• [Written task]:
Restate, word for word, all of the material shown below.

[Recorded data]
══════

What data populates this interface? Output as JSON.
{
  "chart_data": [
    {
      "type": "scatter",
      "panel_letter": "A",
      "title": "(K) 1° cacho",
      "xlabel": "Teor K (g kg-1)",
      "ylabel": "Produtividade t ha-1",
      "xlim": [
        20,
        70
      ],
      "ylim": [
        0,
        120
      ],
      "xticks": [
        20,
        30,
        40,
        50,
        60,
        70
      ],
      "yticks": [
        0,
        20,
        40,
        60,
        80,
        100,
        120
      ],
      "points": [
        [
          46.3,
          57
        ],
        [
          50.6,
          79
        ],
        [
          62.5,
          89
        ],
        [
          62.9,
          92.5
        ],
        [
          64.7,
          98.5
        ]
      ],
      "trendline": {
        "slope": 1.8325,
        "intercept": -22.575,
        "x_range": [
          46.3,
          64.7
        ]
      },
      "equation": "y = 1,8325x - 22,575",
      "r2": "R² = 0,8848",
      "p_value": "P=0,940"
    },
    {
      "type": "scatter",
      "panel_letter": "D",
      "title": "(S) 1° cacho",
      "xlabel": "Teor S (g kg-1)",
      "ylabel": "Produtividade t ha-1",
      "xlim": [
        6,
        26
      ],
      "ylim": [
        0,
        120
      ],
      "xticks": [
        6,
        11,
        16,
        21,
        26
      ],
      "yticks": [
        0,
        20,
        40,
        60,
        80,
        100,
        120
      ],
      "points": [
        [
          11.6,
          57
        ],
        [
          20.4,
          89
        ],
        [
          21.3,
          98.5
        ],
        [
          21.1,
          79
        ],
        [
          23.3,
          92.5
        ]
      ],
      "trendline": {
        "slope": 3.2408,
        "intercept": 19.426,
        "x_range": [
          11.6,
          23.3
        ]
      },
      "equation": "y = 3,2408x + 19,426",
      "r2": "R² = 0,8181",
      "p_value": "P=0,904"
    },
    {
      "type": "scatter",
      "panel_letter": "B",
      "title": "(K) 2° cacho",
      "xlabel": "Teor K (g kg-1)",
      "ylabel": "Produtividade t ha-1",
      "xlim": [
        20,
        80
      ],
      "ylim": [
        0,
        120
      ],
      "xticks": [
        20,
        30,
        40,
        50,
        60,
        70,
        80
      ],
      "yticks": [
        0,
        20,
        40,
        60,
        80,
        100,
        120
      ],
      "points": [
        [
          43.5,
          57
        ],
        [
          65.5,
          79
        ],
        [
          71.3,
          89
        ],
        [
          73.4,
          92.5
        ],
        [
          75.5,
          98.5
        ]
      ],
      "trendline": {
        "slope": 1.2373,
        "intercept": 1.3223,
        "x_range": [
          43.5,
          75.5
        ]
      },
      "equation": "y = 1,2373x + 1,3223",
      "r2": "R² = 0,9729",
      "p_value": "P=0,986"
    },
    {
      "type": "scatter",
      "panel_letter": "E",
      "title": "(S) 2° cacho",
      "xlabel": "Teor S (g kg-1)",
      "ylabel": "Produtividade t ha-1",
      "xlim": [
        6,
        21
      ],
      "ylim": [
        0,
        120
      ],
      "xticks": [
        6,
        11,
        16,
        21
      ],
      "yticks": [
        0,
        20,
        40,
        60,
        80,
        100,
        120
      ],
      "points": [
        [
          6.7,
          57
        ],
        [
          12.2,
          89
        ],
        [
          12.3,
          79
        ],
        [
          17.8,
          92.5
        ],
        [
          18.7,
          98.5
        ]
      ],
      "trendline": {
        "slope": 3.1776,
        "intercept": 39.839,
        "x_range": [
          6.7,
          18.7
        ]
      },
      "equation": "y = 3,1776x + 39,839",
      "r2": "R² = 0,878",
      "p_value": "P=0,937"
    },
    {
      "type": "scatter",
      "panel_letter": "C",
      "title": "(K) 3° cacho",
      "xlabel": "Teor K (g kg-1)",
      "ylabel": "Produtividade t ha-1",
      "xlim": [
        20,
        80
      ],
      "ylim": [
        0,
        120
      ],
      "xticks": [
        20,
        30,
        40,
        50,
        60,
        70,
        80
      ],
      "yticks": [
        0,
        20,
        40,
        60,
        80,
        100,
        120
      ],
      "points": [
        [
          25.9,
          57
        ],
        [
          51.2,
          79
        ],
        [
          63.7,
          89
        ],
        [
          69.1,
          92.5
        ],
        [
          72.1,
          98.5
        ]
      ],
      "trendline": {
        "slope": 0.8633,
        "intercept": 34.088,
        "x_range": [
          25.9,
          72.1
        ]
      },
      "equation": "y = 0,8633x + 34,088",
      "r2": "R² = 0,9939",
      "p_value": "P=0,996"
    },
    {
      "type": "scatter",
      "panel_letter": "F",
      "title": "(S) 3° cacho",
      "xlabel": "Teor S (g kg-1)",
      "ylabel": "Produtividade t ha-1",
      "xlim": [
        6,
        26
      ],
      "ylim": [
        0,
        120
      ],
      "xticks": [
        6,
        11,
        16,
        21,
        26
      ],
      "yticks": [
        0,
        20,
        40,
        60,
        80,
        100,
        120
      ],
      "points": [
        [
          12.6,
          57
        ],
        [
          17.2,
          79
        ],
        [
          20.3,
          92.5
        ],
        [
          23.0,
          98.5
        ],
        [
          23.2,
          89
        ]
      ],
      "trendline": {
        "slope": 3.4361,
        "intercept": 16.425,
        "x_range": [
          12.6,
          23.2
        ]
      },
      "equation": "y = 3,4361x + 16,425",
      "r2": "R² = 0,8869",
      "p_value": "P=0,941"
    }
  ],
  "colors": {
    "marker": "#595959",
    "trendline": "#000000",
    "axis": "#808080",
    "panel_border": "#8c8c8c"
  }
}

══════

• [Result of the exercise]:
What data populates this interface? Output as JSON.
{
  "chart_data": [
    {
      "type": "scatter",
      "panel_letter": "A",
      "title": "(K) 1° cacho",
      "xlabel": "Teor K (g kg-1)",
      "ylabel": "Produtividade t ha-1",
      "xlim": [
        20,
        70
      ],
      "ylim": [
        0,
        120
      ],
      "xticks": [
        20,
        30,
        40,
        50,
        60,
        70
      ],
      "yticks": [
        0,
        20,
        40,
        60,
        80,
        100,
        120
      ],
      "points": [
        [
          46.3,
          57
        ],
        [
          50.6,
          79
        ],
        [
          62.5,
          89
        ],
        [
          62.9,
          92.5
        ],
        [
          64.7,
          98.5
        ]
      ],
      "trendline": {
        "slope": 1.8325,
        "intercept": -22.575,
        "x_range": [
          46.3,
          64.7
        ]
      },
      "equation": "y = 1,8325x - 22,575",
      "r2": "R² = 0,8848",
      "p_value": "P=0,940"
    },
    {
      "type": "scatter",
      "panel_letter": "D",
      "title": "(S) 1° cacho",
      "xlabel": "Teor S (g kg-1)",
      "ylabel": "Produtividade t ha-1",
      "xlim": [
        6,
        26
      ],
      "ylim": [
        0,
        120
      ],
      "xticks": [
        6,
        11,
        16,
        21,
        26
      ],
      "yticks": [
        0,
        20,
        40,
        60,
        80,
        100,
        120
      ],
      "points": [
        [
          11.6,
          57
        ],
        [
          20.4,
          89
        ],
        [
          21.3,
          98.5
        ],
        [
          21.1,
          79
        ],
        [
          23.3,
          92.5
        ]
      ],
      "trendline": {
        "slope": 3.2408,
        "intercept": 19.426,
        "x_range": [
          11.6,
          23.3
        ]
      },
      "equation": "y = 3,2408x + 19,426",
      "r2": "R² = 0,8181",
      "p_value": "P=0,904"
    },
    {
      "type": "scatter",
      "panel_letter": "B",
      "title": "(K) 2° cacho",
      "xlabel": "Teor K (g kg-1)",
      "ylabel": "Produtividade t ha-1",
      "xlim": [
        20,
        80
      ],
      "ylim": [
        0,
        120
      ],
      "xticks": [
        20,
        30,
        40,
        50,
        60,
        70,
        80
      ],
      "yticks": [
        0,
        20,
        40,
        60,
        80,
        100,
        120
      ],
      "points": [
        [
          43.5,
          57
        ],
        [
          65.5,
          79
        ],
        [
          71.3,
          89
        ],
        [
          73.4,
          92.5
        ],
        [
          75.5,
          98.5
        ]
      ],
      "trendline": {
        "slope": 1.2373,
        "intercept": 1.3223,
        "x_range": [
          43.5,
          75.5
        ]
      },
      "equation": "y = 1,2373x + 1,3223",
      "r2": "R² = 0,9729",
      "p_value": "P=0,986"
    },
    {
      "type": "scatter",
      "panel_letter": "E",
      "title": "(S) 2° cacho",
      "xlabel": "Teor S (g kg-1)",
      "ylabel": "Produtividade t ha-1",
      "xlim": [
        6,
        21
      ],
      "ylim": [
        0,
        120
      ],
      "xticks": [
        6,
        11,
        16,
        21
      ],
      "yticks": [
        0,
        20,
        40,
        60,
        80,
        100,
        120
      ],
      "points": [
        [
          6.7,
          57
        ],
        [
          12.2,
          89
        ],
        [
          12.3,
          79
        ],
        [
          17.8,
          92.5
        ],
        [
          18.7,
          98.5
        ]
      ],
      "trendline": {
        "slope": 3.1776,
        "intercept": 39.839,
        "x_range": [
          6.7,
          18.7
        ]
      },
      "equation": "y = 3,1776x + 39,839",
      "r2": "R² = 0,878",
      "p_value": "P=0,937"
    },
    {
      "type": "scatter",
      "panel_letter": "C",
      "title": "(K) 3° cacho",
      "xlabel": "Teor K (g kg-1)",
      "ylabel": "Produtividade t ha-1",
      "xlim": [
        20,
        80
      ],
      "ylim": [
        0,
        120
      ],
      "xticks": [
        20,
        30,
        40,
        50,
        60,
        70,
        80
      ],
      "yticks": [
        0,
        20,
        40,
        60,
        80,
        100,
        120
      ],
      "points": [
        [
          25.9,
          57
        ],
        [
          51.2,
          79
        ],
        [
          63.7,
          89
        ],
        [
          69.1,
          92.5
        ],
        [
          72.1,
          98.5
        ]
      ],
      "trendline": {
        "slope": 0.8633,
        "intercept": 34.088,
        "x_range": [
          25.9,
          72.1
        ]
      },
      "equation": "y = 0,8633x + 34,088",
      "r2": "R² = 0,9939",
      "p_value": "P=0,996"
    },
    {
      "type": "scatter",
      "panel_letter": "F",
      "title": "(S) 3° cacho",
      "xlabel": "Teor S (g kg-1)",
      "ylabel": "Produtividade t ha-1",
      "xlim": [
        6,
        26
      ],
      "ylim": [
        0,
        120
      ],
      "xticks": [
        6,
        11,
        16,
        21,
        26
      ],
      "yticks": [
        0,
        20,
        40,
        60,
        80,
        100,
        120
      ],
      "points": [
        [
          12.6,
          57
        ],
        [
          17.2,
          79
        ],
        [
          20.3,
          92.5
        ],
        [
          23.0,
          98.5
        ],
        [
          23.2,
          89
        ]
      ],
      "trendline": {
        "slope": 3.4361,
        "intercept": 16.425,
        "x_range": [
          12.6,
          23.2
        ]
      },
      "equation": "y = 3,4361x + 16,425",
      "r2": "R² = 0,8869",
      "p_value": "P=0,941"
    }
  ],
  "colors": {
    "marker": "#595959",
    "trendline": "#000000",
    "axis": "#808080",
    "panel_border": "#8c8c8c"
  }
}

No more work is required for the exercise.